TASK TO CARRY OUT: Reproduce all entries below verbatim. Skip the pictures.
---------- SUPPLIED MATERIAL
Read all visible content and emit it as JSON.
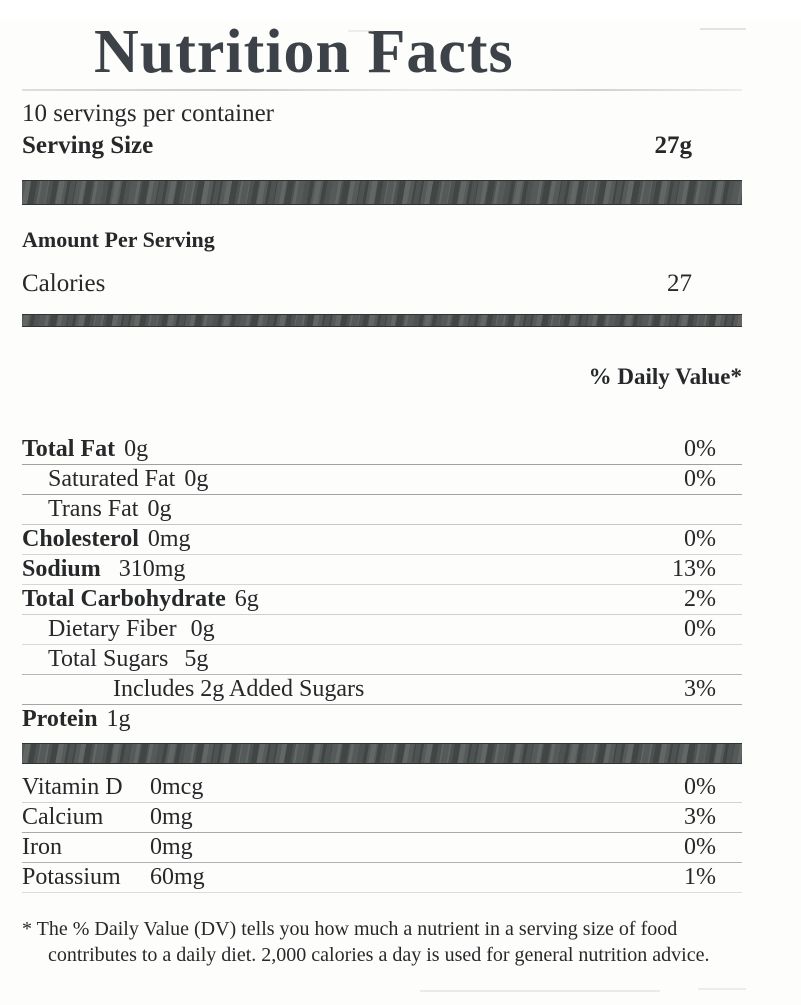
{
  "colors": {
    "divider_bar": "#4d5352",
    "text": "#26282a",
    "title": "#3c4247"
  },
  "label": {
    "title": "Nutrition Facts",
    "servings_per_container": "10 servings per container",
    "serving_size_label": "Serving Size",
    "serving_size_value": "27g",
    "amount_per_serving": "Amount Per Serving",
    "calories_label": "Calories",
    "calories_value": "27",
    "daily_value_header": "% Daily Value*",
    "nutrients": [
      {
        "name": "Total Fat",
        "amount": "0g",
        "dv": "0%",
        "bold": true,
        "indent": 0
      },
      {
        "name": "Saturated Fat",
        "amount": "0g",
        "dv": "0%",
        "bold": false,
        "indent": 1
      },
      {
        "name": "Trans Fat",
        "amount": "0g",
        "dv": "",
        "bold": false,
        "indent": 1
      },
      {
        "name": "Cholesterol",
        "amount": "0mg",
        "dv": "0%",
        "bold": true,
        "indent": 0
      },
      {
        "name": "Sodium",
        "amount": "310mg",
        "dv": "13%",
        "bold": true,
        "indent": 0
      },
      {
        "name": "Total Carbohydrate",
        "amount": "6g",
        "dv": "2%",
        "bold": true,
        "indent": 0
      },
      {
        "name": "Dietary Fiber",
        "amount": "0g",
        "dv": "0%",
        "bold": false,
        "indent": 1
      },
      {
        "name": "Total Sugars",
        "amount": "5g",
        "dv": "",
        "bold": false,
        "indent": 1
      },
      {
        "name": "Includes 2g Added Sugars",
        "amount": "",
        "dv": "3%",
        "bold": false,
        "indent": 2
      },
      {
        "name": "Protein",
        "amount": "1g",
        "dv": "",
        "bold": true,
        "indent": 0
      }
    ],
    "vitamins": [
      {
        "name": "Vitamin D",
        "amount": "0mcg",
        "dv": "0%"
      },
      {
        "name": "Calcium",
        "amount": "0mg",
        "dv": "3%"
      },
      {
        "name": "Iron",
        "amount": "0mg",
        "dv": "0%"
      },
      {
        "name": "Potassium",
        "amount": "60mg",
        "dv": "1%"
      }
    ],
    "footnote": "* The % Daily Value (DV) tells you how much a nutrient in a serving size of food contributes to a daily diet. 2,000 calories a day is used for general nutrition advice."
  }
}
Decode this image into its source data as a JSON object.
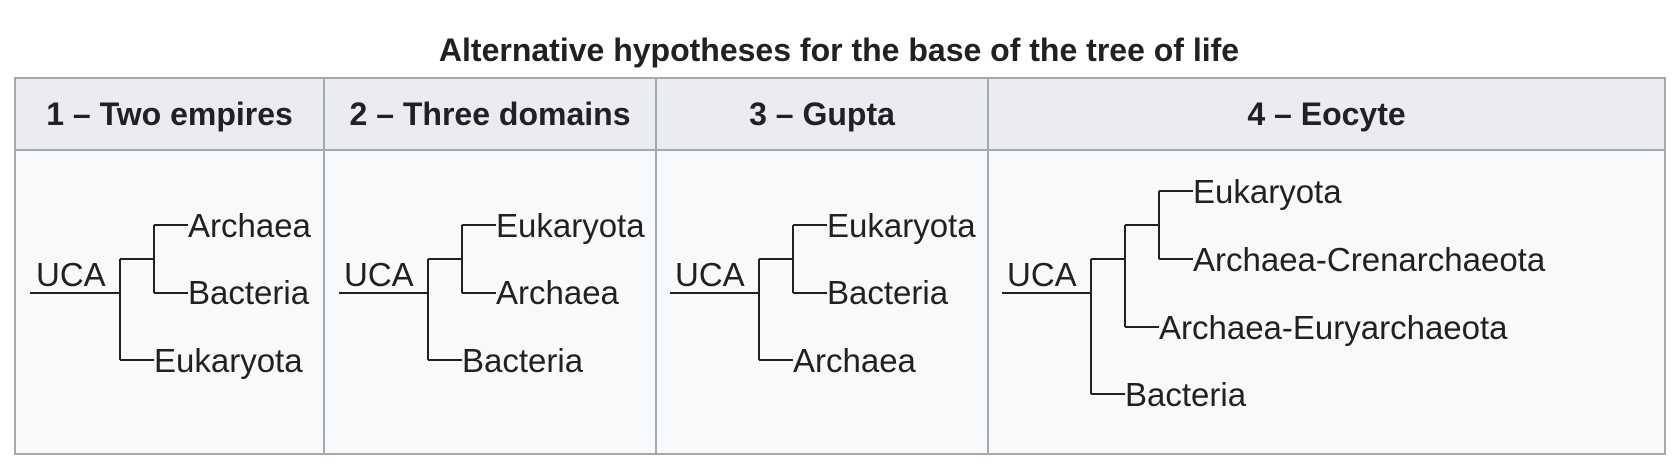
{
  "caption": "Alternative hypotheses for the base of the tree of life",
  "columns": [
    {
      "header": "1 – Two empires",
      "root": "UCA",
      "tree": [
        [
          "Archaea",
          "Bacteria"
        ],
        "Eukaryota"
      ],
      "leaves": [
        "Archaea",
        "Bacteria",
        "Eukaryota"
      ]
    },
    {
      "header": "2 – Three domains",
      "root": "UCA",
      "tree": [
        [
          "Eukaryota",
          "Archaea"
        ],
        "Bacteria"
      ],
      "leaves": [
        "Eukaryota",
        "Archaea",
        "Bacteria"
      ]
    },
    {
      "header": "3 – Gupta",
      "root": "UCA",
      "tree": [
        [
          "Eukaryota",
          "Bacteria"
        ],
        "Archaea"
      ],
      "leaves": [
        "Eukaryota",
        "Bacteria",
        "Archaea"
      ]
    },
    {
      "header": "4 – Eocyte",
      "root": "UCA",
      "tree": [
        [
          [
            "Eukaryota",
            "Archaea-Crenarchaeota"
          ],
          "Archaea-Euryarchaeota"
        ],
        "Bacteria"
      ],
      "leaves": [
        "Eukaryota",
        "Archaea-Crenarchaeota",
        "Archaea-Euryarchaeota",
        "Bacteria"
      ]
    }
  ]
}
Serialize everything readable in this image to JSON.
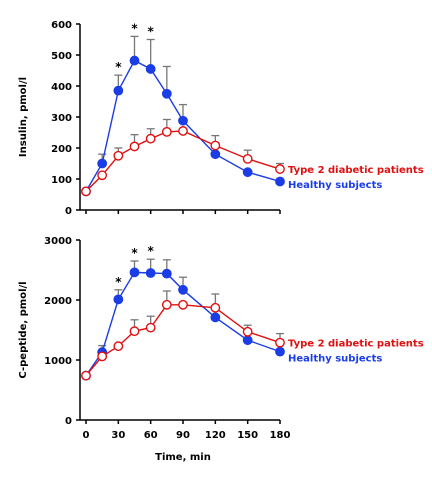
--------------------
OUTPUT OF THE EXERCISE:
Read all visible content and emit it as JSON.
{
  "colors": {
    "divider_bar": "#4d5352",
    "text": "#26282a",
    "title": "#3c4247"
  },
  "label": {
    "title": "Nutrition Facts",
    "servings_per_container": "10 servings per container",
    "serving_size_label": "Serving Size",
    "serving_size_value": "27g",
    "amount_per_serving": "Amount Per Serving",
    "calories_label": "Calories",
    "calories_value": "27",
    "daily_value_header": "% Daily Value*",
    "nutrients": [
      {
        "name": "Total Fat",
        "amount": "0g",
        "dv": "0%",
        "bold": true,
        "indent": 0
      },
      {
        "name": "Saturated Fat",
        "amount": "0g",
        "dv": "0%",
        "bold": false,
        "indent": 1
      },
      {
        "name": "Trans Fat",
        "amount": "0g",
        "dv": "",
        "bold": false,
        "indent": 1
      },
      {
        "name": "Cholesterol",
        "amount": "0mg",
        "dv": "0%",
        "bold": true,
        "indent": 0
      },
      {
        "name": "Sodium",
        "amount": "310mg",
        "dv": "13%",
        "bold": true,
        "indent": 0
      },
      {
        "name": "Total Carbohydrate",
        "amount": "6g",
        "dv": "2%",
        "bold": true,
        "indent": 0
      },
      {
        "name": "Dietary Fiber",
        "amount": "0g",
        "dv": "0%",
        "bold": false,
        "indent": 1
      },
      {
        "name": "Total Sugars",
        "amount": "5g",
        "dv": "",
        "bold": false,
        "indent": 1
      },
      {
        "name": "Includes 2g Added Sugars",
        "amount": "",
        "dv": "3%",
        "bold": false,
        "indent": 2
      },
      {
        "name": "Protein",
        "amount": "1g",
        "dv": "",
        "bold": true,
        "indent": 0
      }
    ],
    "vitamins": [
      {
        "name": "Vitamin D",
        "amount": "0mcg",
        "dv": "0%"
      },
      {
        "name": "Calcium",
        "amount": "0mg",
        "dv": "3%"
      },
      {
        "name": "Iron",
        "amount": "0mg",
        "dv": "0%"
      },
      {
        "name": "Potassium",
        "amount": "60mg",
        "dv": "1%"
      }
    ],
    "footnote": "* The % Daily Value (DV) tells you how much a nutrient in a serving size of food contributes to a daily diet. 2,000 calories a day is used for general nutrition advice."
  }
}
Decode this image into its source data as a JSON object.
{
  "caption": "Alternative hypotheses for the base of the tree of life",
  "columns": [
    {
      "header": "1 – Two empires",
      "root": "UCA",
      "tree": [
        [
          "Archaea",
          "Bacteria"
        ],
        "Eukaryota"
      ],
      "leaves": [
        "Archaea",
        "Bacteria",
        "Eukaryota"
      ]
    },
    {
      "header": "2 – Three domains",
      "root": "UCA",
      "tree": [
        [
          "Eukaryota",
          "Archaea"
        ],
        "Bacteria"
      ],
      "leaves": [
        "Eukaryota",
        "Archaea",
        "Bacteria"
      ]
    },
    {
      "header": "3 – Gupta",
      "root": "UCA",
      "tree": [
        [
          "Eukaryota",
          "Bacteria"
        ],
        "Archaea"
      ],
      "leaves": [
        "Eukaryota",
        "Bacteria",
        "Archaea"
      ]
    },
    {
      "header": "4 – Eocyte",
      "root": "UCA",
      "tree": [
        [
          [
            "Eukaryota",
            "Archaea-Crenarchaeota"
          ],
          "Archaea-Euryarchaeota"
        ],
        "Bacteria"
      ],
      "leaves": [
        "Eukaryota",
        "Archaea-Crenarchaeota",
        "Archaea-Euryarchaeota",
        "Bacteria"
      ]
    }
  ]
}
Serialize everything readable in this image to JSON.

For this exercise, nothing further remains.